» TASK GOAL
Can you output the records below exactly as they are written?

Excerpt from a dataset:
▼

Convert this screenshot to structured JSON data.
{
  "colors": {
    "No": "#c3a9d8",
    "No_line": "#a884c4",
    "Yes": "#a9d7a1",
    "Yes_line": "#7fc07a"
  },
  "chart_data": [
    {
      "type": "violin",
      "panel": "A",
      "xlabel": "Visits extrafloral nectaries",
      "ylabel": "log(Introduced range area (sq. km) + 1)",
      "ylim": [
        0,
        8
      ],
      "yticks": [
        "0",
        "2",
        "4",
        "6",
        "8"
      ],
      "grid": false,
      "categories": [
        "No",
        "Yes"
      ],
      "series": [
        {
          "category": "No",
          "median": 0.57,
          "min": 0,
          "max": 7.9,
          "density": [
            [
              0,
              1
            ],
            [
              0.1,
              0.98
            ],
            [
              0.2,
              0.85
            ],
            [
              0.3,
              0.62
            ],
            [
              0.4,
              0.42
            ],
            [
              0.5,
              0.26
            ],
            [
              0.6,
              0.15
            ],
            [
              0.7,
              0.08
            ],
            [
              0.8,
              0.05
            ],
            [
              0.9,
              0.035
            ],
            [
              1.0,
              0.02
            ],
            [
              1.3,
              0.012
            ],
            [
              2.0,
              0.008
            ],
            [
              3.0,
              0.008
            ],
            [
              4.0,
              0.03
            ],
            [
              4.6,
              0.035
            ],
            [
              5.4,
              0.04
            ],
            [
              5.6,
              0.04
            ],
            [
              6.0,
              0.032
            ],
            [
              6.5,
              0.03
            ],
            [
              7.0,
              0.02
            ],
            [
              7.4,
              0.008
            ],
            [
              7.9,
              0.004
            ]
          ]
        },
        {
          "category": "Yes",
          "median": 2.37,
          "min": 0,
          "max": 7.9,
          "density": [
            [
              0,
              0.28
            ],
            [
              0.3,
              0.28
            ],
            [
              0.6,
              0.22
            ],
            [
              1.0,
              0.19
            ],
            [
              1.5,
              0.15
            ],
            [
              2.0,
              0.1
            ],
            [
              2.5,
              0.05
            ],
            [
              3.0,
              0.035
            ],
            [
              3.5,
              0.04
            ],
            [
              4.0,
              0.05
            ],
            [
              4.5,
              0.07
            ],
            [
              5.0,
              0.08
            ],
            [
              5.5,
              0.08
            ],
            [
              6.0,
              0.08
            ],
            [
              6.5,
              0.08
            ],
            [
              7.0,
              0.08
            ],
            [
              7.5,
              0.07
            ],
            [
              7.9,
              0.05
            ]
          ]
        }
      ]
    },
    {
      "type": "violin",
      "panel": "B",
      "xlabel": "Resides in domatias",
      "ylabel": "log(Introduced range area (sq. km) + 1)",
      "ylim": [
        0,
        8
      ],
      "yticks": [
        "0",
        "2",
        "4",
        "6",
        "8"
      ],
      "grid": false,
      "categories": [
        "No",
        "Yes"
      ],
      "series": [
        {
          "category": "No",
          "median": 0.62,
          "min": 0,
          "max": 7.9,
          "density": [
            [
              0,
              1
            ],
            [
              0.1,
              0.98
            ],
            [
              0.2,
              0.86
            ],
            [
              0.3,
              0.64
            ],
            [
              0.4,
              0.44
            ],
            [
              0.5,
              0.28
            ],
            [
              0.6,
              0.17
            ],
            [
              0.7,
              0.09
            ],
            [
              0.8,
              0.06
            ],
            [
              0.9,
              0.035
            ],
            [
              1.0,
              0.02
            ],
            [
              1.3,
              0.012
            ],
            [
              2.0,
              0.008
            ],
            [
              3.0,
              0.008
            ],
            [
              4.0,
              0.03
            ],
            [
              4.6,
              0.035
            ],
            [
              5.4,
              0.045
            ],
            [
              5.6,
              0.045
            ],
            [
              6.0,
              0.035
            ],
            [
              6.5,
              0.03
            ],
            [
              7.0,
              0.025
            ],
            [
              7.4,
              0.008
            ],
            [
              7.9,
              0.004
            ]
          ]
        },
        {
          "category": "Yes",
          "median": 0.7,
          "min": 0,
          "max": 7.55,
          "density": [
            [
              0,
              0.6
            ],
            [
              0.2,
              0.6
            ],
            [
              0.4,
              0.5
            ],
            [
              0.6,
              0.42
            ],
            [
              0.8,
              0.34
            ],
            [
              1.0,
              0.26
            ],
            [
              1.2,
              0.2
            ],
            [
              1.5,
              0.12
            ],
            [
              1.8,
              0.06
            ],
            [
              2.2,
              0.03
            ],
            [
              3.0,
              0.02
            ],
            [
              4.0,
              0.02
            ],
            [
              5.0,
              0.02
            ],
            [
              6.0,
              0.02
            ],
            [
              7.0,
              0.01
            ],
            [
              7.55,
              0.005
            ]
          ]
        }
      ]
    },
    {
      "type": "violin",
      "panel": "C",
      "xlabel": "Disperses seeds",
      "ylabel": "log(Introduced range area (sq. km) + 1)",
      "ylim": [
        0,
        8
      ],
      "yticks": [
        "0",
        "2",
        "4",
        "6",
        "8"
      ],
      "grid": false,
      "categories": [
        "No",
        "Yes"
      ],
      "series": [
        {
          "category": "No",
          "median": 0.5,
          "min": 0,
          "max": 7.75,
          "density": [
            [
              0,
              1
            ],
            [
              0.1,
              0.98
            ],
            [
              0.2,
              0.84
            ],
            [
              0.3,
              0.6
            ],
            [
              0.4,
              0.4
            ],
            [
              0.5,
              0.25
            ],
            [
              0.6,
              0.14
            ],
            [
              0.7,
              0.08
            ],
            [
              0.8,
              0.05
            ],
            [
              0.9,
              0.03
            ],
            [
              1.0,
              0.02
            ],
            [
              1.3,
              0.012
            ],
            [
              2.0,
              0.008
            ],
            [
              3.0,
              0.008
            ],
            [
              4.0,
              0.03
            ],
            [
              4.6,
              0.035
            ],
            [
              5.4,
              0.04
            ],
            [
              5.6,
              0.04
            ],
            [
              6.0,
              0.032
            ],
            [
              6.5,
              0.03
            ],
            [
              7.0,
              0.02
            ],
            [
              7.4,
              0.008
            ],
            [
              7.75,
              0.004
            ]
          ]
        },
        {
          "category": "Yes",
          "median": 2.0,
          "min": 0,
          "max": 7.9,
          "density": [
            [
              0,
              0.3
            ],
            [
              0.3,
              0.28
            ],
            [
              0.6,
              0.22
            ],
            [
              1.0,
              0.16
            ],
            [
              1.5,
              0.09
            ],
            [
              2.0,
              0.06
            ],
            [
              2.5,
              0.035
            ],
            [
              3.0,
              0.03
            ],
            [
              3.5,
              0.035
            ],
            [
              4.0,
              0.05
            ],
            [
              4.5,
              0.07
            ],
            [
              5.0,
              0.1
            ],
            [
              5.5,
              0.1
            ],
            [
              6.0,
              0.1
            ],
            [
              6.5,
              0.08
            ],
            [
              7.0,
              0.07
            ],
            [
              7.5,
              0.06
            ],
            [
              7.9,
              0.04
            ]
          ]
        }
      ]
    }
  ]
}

▲

» TASK ANSWER
Convert this screenshot to structured JSON data.
{
  "colors": {
    "No": "#c3a9d8",
    "No_line": "#a884c4",
    "Yes": "#a9d7a1",
    "Yes_line": "#7fc07a"
  },
  "chart_data": [
    {
      "type": "violin",
      "panel": "A",
      "xlabel": "Visits extrafloral nectaries",
      "ylabel": "log(Introduced range area (sq. km) + 1)",
      "ylim": [
        0,
        8
      ],
      "yticks": [
        "0",
        "2",
        "4",
        "6",
        "8"
      ],
      "grid": false,
      "categories": [
        "No",
        "Yes"
      ],
      "series": [
        {
          "category": "No",
          "median": 0.57,
          "min": 0,
          "max": 7.9,
          "density": [
            [
              0,
              1
            ],
            [
              0.1,
              0.98
            ],
            [
              0.2,
              0.85
            ],
            [
              0.3,
              0.62
            ],
            [
              0.4,
              0.42
            ],
            [
              0.5,
              0.26
            ],
            [
              0.6,
              0.15
            ],
            [
              0.7,
              0.08
            ],
            [
              0.8,
              0.05
            ],
            [
              0.9,
              0.035
            ],
            [
              1.0,
              0.02
            ],
            [
              1.3,
              0.012
            ],
            [
              2.0,
              0.008
            ],
            [
              3.0,
              0.008
            ],
            [
              4.0,
              0.03
            ],
            [
              4.6,
              0.035
            ],
            [
              5.4,
              0.04
            ],
            [
              5.6,
              0.04
            ],
            [
              6.0,
              0.032
            ],
            [
              6.5,
              0.03
            ],
            [
              7.0,
              0.02
            ],
            [
              7.4,
              0.008
            ],
            [
              7.9,
              0.004
            ]
          ]
        },
        {
          "category": "Yes",
          "median": 2.37,
          "min": 0,
          "max": 7.9,
          "density": [
            [
              0,
              0.28
            ],
            [
              0.3,
              0.28
            ],
            [
              0.6,
              0.22
            ],
            [
              1.0,
              0.19
            ],
            [
              1.5,
              0.15
            ],
            [
              2.0,
              0.1
            ],
            [
              2.5,
              0.05
            ],
            [
              3.0,
              0.035
            ],
            [
              3.5,
              0.04
            ],
            [
              4.0,
              0.05
            ],
            [
              4.5,
              0.07
            ],
            [
              5.0,
              0.08
            ],
            [
              5.5,
              0.08
            ],
            [
              6.0,
              0.08
            ],
            [
              6.5,
              0.08
            ],
            [
              7.0,
              0.08
            ],
            [
              7.5,
              0.07
            ],
            [
              7.9,
              0.05
            ]
          ]
        }
      ]
    },
    {
      "type": "violin",
      "panel": "B",
      "xlabel": "Resides in domatias",
      "ylabel": "log(Introduced range area (sq. km) + 1)",
      "ylim": [
        0,
        8
      ],
      "yticks": [
        "0",
        "2",
        "4",
        "6",
        "8"
      ],
      "grid": false,
      "categories": [
        "No",
        "Yes"
      ],
      "series": [
        {
          "category": "No",
          "median": 0.62,
          "min": 0,
          "max": 7.9,
          "density": [
            [
              0,
              1
            ],
            [
              0.1,
              0.98
            ],
            [
              0.2,
              0.86
            ],
            [
              0.3,
              0.64
            ],
            [
              0.4,
              0.44
            ],
            [
              0.5,
              0.28
            ],
            [
              0.6,
              0.17
            ],
            [
              0.7,
              0.09
            ],
            [
              0.8,
              0.06
            ],
            [
              0.9,
              0.035
            ],
            [
              1.0,
              0.02
            ],
            [
              1.3,
              0.012
            ],
            [
              2.0,
              0.008
            ],
            [
              3.0,
              0.008
            ],
            [
              4.0,
              0.03
            ],
            [
              4.6,
              0.035
            ],
            [
              5.4,
              0.045
            ],
            [
              5.6,
              0.045
            ],
            [
              6.0,
              0.035
            ],
            [
              6.5,
              0.03
            ],
            [
              7.0,
              0.025
            ],
            [
              7.4,
              0.008
            ],
            [
              7.9,
              0.004
            ]
          ]
        },
        {
          "category": "Yes",
          "median": 0.7,
          "min": 0,
          "max": 7.55,
          "density": [
            [
              0,
              0.6
            ],
            [
              0.2,
              0.6
            ],
            [
              0.4,
              0.5
            ],
            [
              0.6,
              0.42
            ],
            [
              0.8,
              0.34
            ],
            [
              1.0,
              0.26
            ],
            [
              1.2,
              0.2
            ],
            [
              1.5,
              0.12
            ],
            [
              1.8,
              0.06
            ],
            [
              2.2,
              0.03
            ],
            [
              3.0,
              0.02
            ],
            [
              4.0,
              0.02
            ],
            [
              5.0,
              0.02
            ],
            [
              6.0,
              0.02
            ],
            [
              7.0,
              0.01
            ],
            [
              7.55,
              0.005
            ]
          ]
        }
      ]
    },
    {
      "type": "violin",
      "panel": "C",
      "xlabel": "Disperses seeds",
      "ylabel": "log(Introduced range area (sq. km) + 1)",
      "ylim": [
        0,
        8
      ],
      "yticks": [
        "0",
        "2",
        "4",
        "6",
        "8"
      ],
      "grid": false,
      "categories": [
        "No",
        "Yes"
      ],
      "series": [
        {
          "category": "No",
          "median": 0.5,
          "min": 0,
          "max": 7.75,
          "density": [
            [
              0,
              1
            ],
            [
              0.1,
              0.98
            ],
            [
              0.2,
              0.84
            ],
            [
              0.3,
              0.6
            ],
            [
              0.4,
              0.4
            ],
            [
              0.5,
              0.25
            ],
            [
              0.6,
              0.14
            ],
            [
              0.7,
              0.08
            ],
            [
              0.8,
              0.05
            ],
            [
              0.9,
              0.03
            ],
            [
              1.0,
              0.02
            ],
            [
              1.3,
              0.012
            ],
            [
              2.0,
              0.008
            ],
            [
              3.0,
              0.008
            ],
            [
              4.0,
              0.03
            ],
            [
              4.6,
              0.035
            ],
            [
              5.4,
              0.04
            ],
            [
              5.6,
              0.04
            ],
            [
              6.0,
              0.032
            ],
            [
              6.5,
              0.03
            ],
            [
              7.0,
              0.02
            ],
            [
              7.4,
              0.008
            ],
            [
              7.75,
              0.004
            ]
          ]
        },
        {
          "category": "Yes",
          "median": 2.0,
          "min": 0,
          "max": 7.9,
          "density": [
            [
              0,
              0.3
            ],
            [
              0.3,
              0.28
            ],
            [
              0.6,
              0.22
            ],
            [
              1.0,
              0.16
            ],
            [
              1.5,
              0.09
            ],
            [
              2.0,
              0.06
            ],
            [
              2.5,
              0.035
            ],
            [
              3.0,
              0.03
            ],
            [
              3.5,
              0.035
            ],
            [
              4.0,
              0.05
            ],
            [
              4.5,
              0.07
            ],
            [
              5.0,
              0.1
            ],
            [
              5.5,
              0.1
            ],
            [
              6.0,
              0.1
            ],
            [
              6.5,
              0.08
            ],
            [
              7.0,
              0.07
            ],
            [
              7.5,
              0.06
            ],
            [
              7.9,
              0.04
            ]
          ]
        }
      ]
    }
  ]
}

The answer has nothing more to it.